### Your instructions
In full and without alteration, repeat the material.

### Records for this task
☆ ☆ ☆ ☆ ☆ ☆ ☆
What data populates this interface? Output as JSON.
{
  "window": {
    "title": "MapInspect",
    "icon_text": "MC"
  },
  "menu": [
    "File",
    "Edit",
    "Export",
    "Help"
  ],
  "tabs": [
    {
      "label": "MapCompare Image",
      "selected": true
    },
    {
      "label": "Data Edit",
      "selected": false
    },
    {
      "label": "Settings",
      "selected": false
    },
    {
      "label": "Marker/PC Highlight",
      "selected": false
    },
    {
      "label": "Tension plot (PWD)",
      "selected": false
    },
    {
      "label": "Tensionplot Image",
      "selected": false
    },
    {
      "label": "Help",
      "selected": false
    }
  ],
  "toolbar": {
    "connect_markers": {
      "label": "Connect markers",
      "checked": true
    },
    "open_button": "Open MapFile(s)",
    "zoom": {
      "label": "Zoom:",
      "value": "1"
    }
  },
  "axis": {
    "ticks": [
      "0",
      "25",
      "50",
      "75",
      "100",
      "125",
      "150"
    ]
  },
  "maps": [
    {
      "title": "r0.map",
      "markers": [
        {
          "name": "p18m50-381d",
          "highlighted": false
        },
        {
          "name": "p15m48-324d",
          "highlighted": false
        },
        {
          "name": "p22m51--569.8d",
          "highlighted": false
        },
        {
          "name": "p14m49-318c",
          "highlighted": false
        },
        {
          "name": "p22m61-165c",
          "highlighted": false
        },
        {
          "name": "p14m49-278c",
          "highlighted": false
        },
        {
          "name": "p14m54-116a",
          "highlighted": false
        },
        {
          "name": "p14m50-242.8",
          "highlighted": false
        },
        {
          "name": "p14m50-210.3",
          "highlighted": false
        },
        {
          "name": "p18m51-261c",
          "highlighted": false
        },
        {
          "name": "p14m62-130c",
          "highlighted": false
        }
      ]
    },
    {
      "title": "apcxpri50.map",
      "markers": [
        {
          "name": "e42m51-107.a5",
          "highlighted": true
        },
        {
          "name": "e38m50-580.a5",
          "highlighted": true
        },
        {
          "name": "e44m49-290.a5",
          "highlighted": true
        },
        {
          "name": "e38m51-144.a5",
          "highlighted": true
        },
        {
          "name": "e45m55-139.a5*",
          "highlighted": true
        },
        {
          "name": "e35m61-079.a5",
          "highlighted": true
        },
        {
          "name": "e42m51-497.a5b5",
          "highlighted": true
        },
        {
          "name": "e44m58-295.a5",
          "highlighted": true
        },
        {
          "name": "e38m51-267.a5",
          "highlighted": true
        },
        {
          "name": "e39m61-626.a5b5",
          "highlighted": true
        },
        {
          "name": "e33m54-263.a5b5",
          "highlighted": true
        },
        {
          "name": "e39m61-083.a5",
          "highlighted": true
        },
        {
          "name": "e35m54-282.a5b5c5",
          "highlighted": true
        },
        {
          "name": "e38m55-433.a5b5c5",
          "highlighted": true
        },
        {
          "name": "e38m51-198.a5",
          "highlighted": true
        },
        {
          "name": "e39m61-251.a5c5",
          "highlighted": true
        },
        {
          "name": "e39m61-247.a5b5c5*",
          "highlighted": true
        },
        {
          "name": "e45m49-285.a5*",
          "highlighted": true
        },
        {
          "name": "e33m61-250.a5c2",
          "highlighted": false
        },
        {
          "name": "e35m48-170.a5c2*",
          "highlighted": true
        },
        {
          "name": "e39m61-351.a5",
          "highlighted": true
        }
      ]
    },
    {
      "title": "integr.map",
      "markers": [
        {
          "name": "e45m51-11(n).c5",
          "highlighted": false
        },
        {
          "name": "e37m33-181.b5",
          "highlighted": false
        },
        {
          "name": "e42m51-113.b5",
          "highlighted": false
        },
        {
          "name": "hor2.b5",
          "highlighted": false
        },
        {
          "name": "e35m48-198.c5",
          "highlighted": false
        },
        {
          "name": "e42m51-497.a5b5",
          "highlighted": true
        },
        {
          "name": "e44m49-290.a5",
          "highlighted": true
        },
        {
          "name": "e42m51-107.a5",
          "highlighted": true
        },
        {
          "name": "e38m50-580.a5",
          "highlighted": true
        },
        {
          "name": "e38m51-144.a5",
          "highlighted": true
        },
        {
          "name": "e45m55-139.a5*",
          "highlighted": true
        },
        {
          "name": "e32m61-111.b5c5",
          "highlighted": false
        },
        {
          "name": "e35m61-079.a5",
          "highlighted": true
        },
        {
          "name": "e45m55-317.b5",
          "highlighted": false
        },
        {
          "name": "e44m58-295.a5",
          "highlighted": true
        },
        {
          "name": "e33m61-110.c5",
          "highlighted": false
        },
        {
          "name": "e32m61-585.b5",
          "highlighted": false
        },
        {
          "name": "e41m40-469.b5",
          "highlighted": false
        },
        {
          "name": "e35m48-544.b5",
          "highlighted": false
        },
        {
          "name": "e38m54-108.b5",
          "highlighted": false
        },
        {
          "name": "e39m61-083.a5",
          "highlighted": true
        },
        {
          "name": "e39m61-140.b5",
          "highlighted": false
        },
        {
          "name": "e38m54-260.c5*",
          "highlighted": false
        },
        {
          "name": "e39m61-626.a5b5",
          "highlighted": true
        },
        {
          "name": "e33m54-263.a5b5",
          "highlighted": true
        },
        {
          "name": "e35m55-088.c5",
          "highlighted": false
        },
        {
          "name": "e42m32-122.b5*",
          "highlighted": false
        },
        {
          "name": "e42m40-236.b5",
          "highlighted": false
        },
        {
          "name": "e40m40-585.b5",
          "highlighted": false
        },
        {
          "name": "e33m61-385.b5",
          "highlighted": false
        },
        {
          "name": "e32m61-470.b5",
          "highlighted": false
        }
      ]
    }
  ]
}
☆ ☆ ☆ ☆ ☆ ☆ ☆
### Written solution
What data populates this interface? Output as JSON.
{
  "window": {
    "title": "MapInspect",
    "icon_text": "MC"
  },
  "menu": [
    "File",
    "Edit",
    "Export",
    "Help"
  ],
  "tabs": [
    {
      "label": "MapCompare Image",
      "selected": true
    },
    {
      "label": "Data Edit",
      "selected": false
    },
    {
      "label": "Settings",
      "selected": false
    },
    {
      "label": "Marker/PC Highlight",
      "selected": false
    },
    {
      "label": "Tension plot (PWD)",
      "selected": false
    },
    {
      "label": "Tensionplot Image",
      "selected": false
    },
    {
      "label": "Help",
      "selected": false
    }
  ],
  "toolbar": {
    "connect_markers": {
      "label": "Connect markers",
      "checked": true
    },
    "open_button": "Open MapFile(s)",
    "zoom": {
      "label": "Zoom:",
      "value": "1"
    }
  },
  "axis": {
    "ticks": [
      "0",
      "25",
      "50",
      "75",
      "100",
      "125",
      "150"
    ]
  },
  "maps": [
    {
      "title": "r0.map",
      "markers": [
        {
          "name": "p18m50-381d",
          "highlighted": false
        },
        {
          "name": "p15m48-324d",
          "highlighted": false
        },
        {
          "name": "p22m51--569.8d",
          "highlighted": false
        },
        {
          "name": "p14m49-318c",
          "highlighted": false
        },
        {
          "name": "p22m61-165c",
          "highlighted": false
        },
        {
          "name": "p14m49-278c",
          "highlighted": false
        },
        {
          "name": "p14m54-116a",
          "highlighted": false
        },
        {
          "name": "p14m50-242.8",
          "highlighted": false
        },
        {
          "name": "p14m50-210.3",
          "highlighted": false
        },
        {
          "name": "p18m51-261c",
          "highlighted": false
        },
        {
          "name": "p14m62-130c",
          "highlighted": false
        }
      ]
    },
    {
      "title": "apcxpri50.map",
      "markers": [
        {
          "name": "e42m51-107.a5",
          "highlighted": true
        },
        {
          "name": "e38m50-580.a5",
          "highlighted": true
        },
        {
          "name": "e44m49-290.a5",
          "highlighted": true
        },
        {
          "name": "e38m51-144.a5",
          "highlighted": true
        },
        {
          "name": "e45m55-139.a5*",
          "highlighted": true
        },
        {
          "name": "e35m61-079.a5",
          "highlighted": true
        },
        {
          "name": "e42m51-497.a5b5",
          "highlighted": true
        },
        {
          "name": "e44m58-295.a5",
          "highlighted": true
        },
        {
          "name": "e38m51-267.a5",
          "highlighted": true
        },
        {
          "name": "e39m61-626.a5b5",
          "highlighted": true
        },
        {
          "name": "e33m54-263.a5b5",
          "highlighted": true
        },
        {
          "name": "e39m61-083.a5",
          "highlighted": true
        },
        {
          "name": "e35m54-282.a5b5c5",
          "highlighted": true
        },
        {
          "name": "e38m55-433.a5b5c5",
          "highlighted": true
        },
        {
          "name": "e38m51-198.a5",
          "highlighted": true
        },
        {
          "name": "e39m61-251.a5c5",
          "highlighted": true
        },
        {
          "name": "e39m61-247.a5b5c5*",
          "highlighted": true
        },
        {
          "name": "e45m49-285.a5*",
          "highlighted": true
        },
        {
          "name": "e33m61-250.a5c2",
          "highlighted": false
        },
        {
          "name": "e35m48-170.a5c2*",
          "highlighted": true
        },
        {
          "name": "e39m61-351.a5",
          "highlighted": true
        }
      ]
    },
    {
      "title": "integr.map",
      "markers": [
        {
          "name": "e45m51-11(n).c5",
          "highlighted": false
        },
        {
          "name": "e37m33-181.b5",
          "highlighted": false
        },
        {
          "name": "e42m51-113.b5",
          "highlighted": false
        },
        {
          "name": "hor2.b5",
          "highlighted": false
        },
        {
          "name": "e35m48-198.c5",
          "highlighted": false
        },
        {
          "name": "e42m51-497.a5b5",
          "highlighted": true
        },
        {
          "name": "e44m49-290.a5",
          "highlighted": true
        },
        {
          "name": "e42m51-107.a5",
          "highlighted": true
        },
        {
          "name": "e38m50-580.a5",
          "highlighted": true
        },
        {
          "name": "e38m51-144.a5",
          "highlighted": true
        },
        {
          "name": "e45m55-139.a5*",
          "highlighted": true
        },
        {
          "name": "e32m61-111.b5c5",
          "highlighted": false
        },
        {
          "name": "e35m61-079.a5",
          "highlighted": true
        },
        {
          "name": "e45m55-317.b5",
          "highlighted": false
        },
        {
          "name": "e44m58-295.a5",
          "highlighted": true
        },
        {
          "name": "e33m61-110.c5",
          "highlighted": false
        },
        {
          "name": "e32m61-585.b5",
          "highlighted": false
        },
        {
          "name": "e41m40-469.b5",
          "highlighted": false
        },
        {
          "name": "e35m48-544.b5",
          "highlighted": false
        },
        {
          "name": "e38m54-108.b5",
          "highlighted": false
        },
        {
          "name": "e39m61-083.a5",
          "highlighted": true
        },
        {
          "name": "e39m61-140.b5",
          "highlighted": false
        },
        {
          "name": "e38m54-260.c5*",
          "highlighted": false
        },
        {
          "name": "e39m61-626.a5b5",
          "highlighted": true
        },
        {
          "name": "e33m54-263.a5b5",
          "highlighted": true
        },
        {
          "name": "e35m55-088.c5",
          "highlighted": false
        },
        {
          "name": "e42m32-122.b5*",
          "highlighted": false
        },
        {
          "name": "e42m40-236.b5",
          "highlighted": false
        },
        {
          "name": "e40m40-585.b5",
          "highlighted": false
        },
        {
          "name": "e33m61-385.b5",
          "highlighted": false
        },
        {
          "name": "e32m61-470.b5",
          "highlighted": false
        }
      ]
    }
  ]
}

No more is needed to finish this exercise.